*Written instruction*
Return every row below unchanged, character for character.

*Provided material*
================
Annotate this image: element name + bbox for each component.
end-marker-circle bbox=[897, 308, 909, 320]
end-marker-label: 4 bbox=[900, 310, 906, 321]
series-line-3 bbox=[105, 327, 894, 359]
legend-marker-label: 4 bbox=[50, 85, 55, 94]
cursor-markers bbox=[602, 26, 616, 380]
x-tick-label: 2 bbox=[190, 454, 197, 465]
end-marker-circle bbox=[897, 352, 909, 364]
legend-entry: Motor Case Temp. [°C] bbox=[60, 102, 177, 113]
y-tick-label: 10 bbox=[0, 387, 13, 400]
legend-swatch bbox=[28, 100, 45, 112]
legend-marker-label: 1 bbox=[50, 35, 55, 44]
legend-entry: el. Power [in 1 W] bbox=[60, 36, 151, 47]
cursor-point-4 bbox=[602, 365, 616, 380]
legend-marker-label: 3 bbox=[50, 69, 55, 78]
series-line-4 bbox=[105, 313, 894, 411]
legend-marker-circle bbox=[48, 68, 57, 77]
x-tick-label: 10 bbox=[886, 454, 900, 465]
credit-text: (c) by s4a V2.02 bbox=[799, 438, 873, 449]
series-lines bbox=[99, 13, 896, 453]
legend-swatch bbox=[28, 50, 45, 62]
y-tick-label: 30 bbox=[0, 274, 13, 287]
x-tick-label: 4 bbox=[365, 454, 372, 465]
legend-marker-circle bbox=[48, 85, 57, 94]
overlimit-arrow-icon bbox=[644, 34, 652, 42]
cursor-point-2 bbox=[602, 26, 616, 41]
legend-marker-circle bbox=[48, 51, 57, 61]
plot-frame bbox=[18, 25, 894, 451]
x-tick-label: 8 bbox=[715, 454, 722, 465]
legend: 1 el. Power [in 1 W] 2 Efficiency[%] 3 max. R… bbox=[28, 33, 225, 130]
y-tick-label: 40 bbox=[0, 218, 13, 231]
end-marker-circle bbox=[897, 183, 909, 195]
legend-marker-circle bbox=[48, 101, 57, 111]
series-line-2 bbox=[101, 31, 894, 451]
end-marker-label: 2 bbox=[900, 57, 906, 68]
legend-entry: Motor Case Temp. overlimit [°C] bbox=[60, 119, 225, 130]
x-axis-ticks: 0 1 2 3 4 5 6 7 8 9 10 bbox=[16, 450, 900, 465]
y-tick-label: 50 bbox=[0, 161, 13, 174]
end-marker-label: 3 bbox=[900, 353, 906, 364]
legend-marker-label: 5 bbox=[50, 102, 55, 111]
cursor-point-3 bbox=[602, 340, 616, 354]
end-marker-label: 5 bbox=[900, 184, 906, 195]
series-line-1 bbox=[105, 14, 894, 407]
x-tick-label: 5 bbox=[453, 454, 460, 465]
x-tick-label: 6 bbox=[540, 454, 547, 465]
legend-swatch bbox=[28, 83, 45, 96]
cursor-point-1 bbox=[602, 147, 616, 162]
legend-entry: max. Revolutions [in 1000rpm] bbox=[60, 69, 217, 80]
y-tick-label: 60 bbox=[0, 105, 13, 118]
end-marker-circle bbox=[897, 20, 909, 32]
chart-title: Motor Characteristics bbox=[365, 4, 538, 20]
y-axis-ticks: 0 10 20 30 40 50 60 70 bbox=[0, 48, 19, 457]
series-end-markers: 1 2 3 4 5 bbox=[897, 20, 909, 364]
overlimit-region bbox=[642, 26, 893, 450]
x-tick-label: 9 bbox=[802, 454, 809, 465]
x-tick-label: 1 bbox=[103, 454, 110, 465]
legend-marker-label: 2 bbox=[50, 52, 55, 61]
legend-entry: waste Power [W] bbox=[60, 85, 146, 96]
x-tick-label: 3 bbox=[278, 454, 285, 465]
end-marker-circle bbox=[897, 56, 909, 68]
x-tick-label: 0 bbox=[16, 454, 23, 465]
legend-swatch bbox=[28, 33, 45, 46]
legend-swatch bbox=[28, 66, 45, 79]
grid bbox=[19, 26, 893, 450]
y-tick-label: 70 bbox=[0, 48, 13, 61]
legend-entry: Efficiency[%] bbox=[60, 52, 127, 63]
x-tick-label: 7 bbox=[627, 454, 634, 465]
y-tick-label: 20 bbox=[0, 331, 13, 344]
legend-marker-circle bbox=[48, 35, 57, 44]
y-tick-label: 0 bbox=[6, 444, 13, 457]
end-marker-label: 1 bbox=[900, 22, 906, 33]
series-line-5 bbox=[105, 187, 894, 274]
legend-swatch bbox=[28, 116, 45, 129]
================
*Solution*
Annotate this image: element name + bbox for each component.
end-marker-circle bbox=[897, 308, 909, 320]
end-marker-label: 4 bbox=[900, 310, 906, 321]
series-line-3 bbox=[105, 327, 894, 359]
legend-marker-label: 4 bbox=[50, 85, 55, 94]
cursor-markers bbox=[602, 26, 616, 380]
x-tick-label: 2 bbox=[190, 454, 197, 465]
end-marker-circle bbox=[897, 352, 909, 364]
legend-entry: Motor Case Temp. [°C] bbox=[60, 102, 177, 113]
y-tick-label: 10 bbox=[0, 387, 13, 400]
legend-swatch bbox=[28, 100, 45, 112]
legend-marker-label: 1 bbox=[50, 35, 55, 44]
legend-entry: el. Power [in 1 W] bbox=[60, 36, 151, 47]
cursor-point-4 bbox=[602, 365, 616, 380]
legend-marker-label: 3 bbox=[50, 69, 55, 78]
series-line-4 bbox=[105, 313, 894, 411]
legend-marker-circle bbox=[48, 68, 57, 77]
x-tick-label: 10 bbox=[886, 454, 900, 465]
credit-text: (c) by s4a V2.02 bbox=[799, 438, 873, 449]
series-lines bbox=[99, 13, 896, 453]
legend-swatch bbox=[28, 50, 45, 62]
y-tick-label: 30 bbox=[0, 274, 13, 287]
x-tick-label: 4 bbox=[365, 454, 372, 465]
legend-marker-circle bbox=[48, 85, 57, 94]
overlimit-arrow-icon bbox=[644, 34, 652, 42]
cursor-point-2 bbox=[602, 26, 616, 41]
legend-marker-circle bbox=[48, 51, 57, 61]
plot-frame bbox=[18, 25, 894, 451]
x-tick-label: 8 bbox=[715, 454, 722, 465]
legend: 1 el. Power [in 1 W] 2 Efficiency[%] 3 max. R… bbox=[28, 33, 225, 130]
y-tick-label: 40 bbox=[0, 218, 13, 231]
end-marker-circle bbox=[897, 183, 909, 195]
legend-marker-circle bbox=[48, 101, 57, 111]
series-line-2 bbox=[101, 31, 894, 451]
end-marker-label: 2 bbox=[900, 57, 906, 68]
legend-entry: Motor Case Temp. overlimit [°C] bbox=[60, 119, 225, 130]
x-axis-ticks: 0 1 2 3 4 5 6 7 8 9 10 bbox=[16, 450, 900, 465]
y-tick-label: 50 bbox=[0, 161, 13, 174]
end-marker-label: 3 bbox=[900, 353, 906, 364]
legend-marker-label: 5 bbox=[50, 102, 55, 111]
cursor-point-3 bbox=[602, 340, 616, 354]
end-marker-label: 5 bbox=[900, 184, 906, 195]
series-line-1 bbox=[105, 14, 894, 407]
x-tick-label: 5 bbox=[453, 454, 460, 465]
x-tick-label: 6 bbox=[540, 454, 547, 465]
legend-swatch bbox=[28, 83, 45, 96]
cursor-point-1 bbox=[602, 147, 616, 162]
legend-entry: max. Revolutions [in 1000rpm] bbox=[60, 69, 217, 80]
y-tick-label: 60 bbox=[0, 105, 13, 118]
end-marker-circle bbox=[897, 20, 909, 32]
chart-title: Motor Characteristics bbox=[365, 4, 538, 20]
y-axis-ticks: 0 10 20 30 40 50 60 70 bbox=[0, 48, 19, 457]
series-end-markers: 1 2 3 4 5 bbox=[897, 20, 909, 364]
overlimit-region bbox=[642, 26, 893, 450]
x-tick-label: 9 bbox=[802, 454, 809, 465]
x-tick-label: 1 bbox=[103, 454, 110, 465]
legend-marker-label: 2 bbox=[50, 52, 55, 61]
legend-entry: waste Power [W] bbox=[60, 85, 146, 96]
x-tick-label: 3 bbox=[278, 454, 285, 465]
end-marker-circle bbox=[897, 56, 909, 68]
x-tick-label: 0 bbox=[16, 454, 23, 465]
legend-swatch bbox=[28, 33, 45, 46]
legend-swatch bbox=[28, 66, 45, 79]
grid bbox=[19, 26, 893, 450]
y-tick-label: 70 bbox=[0, 48, 13, 61]
legend-entry: Efficiency[%] bbox=[60, 52, 127, 63]
x-tick-label: 7 bbox=[627, 454, 634, 465]
y-tick-label: 20 bbox=[0, 331, 13, 344]
legend-marker-circle bbox=[48, 35, 57, 44]
y-tick-label: 0 bbox=[6, 444, 13, 457]
end-marker-label: 1 bbox=[900, 22, 906, 33]
series-line-5 bbox=[105, 187, 894, 274]
legend-swatch bbox=[28, 116, 45, 129]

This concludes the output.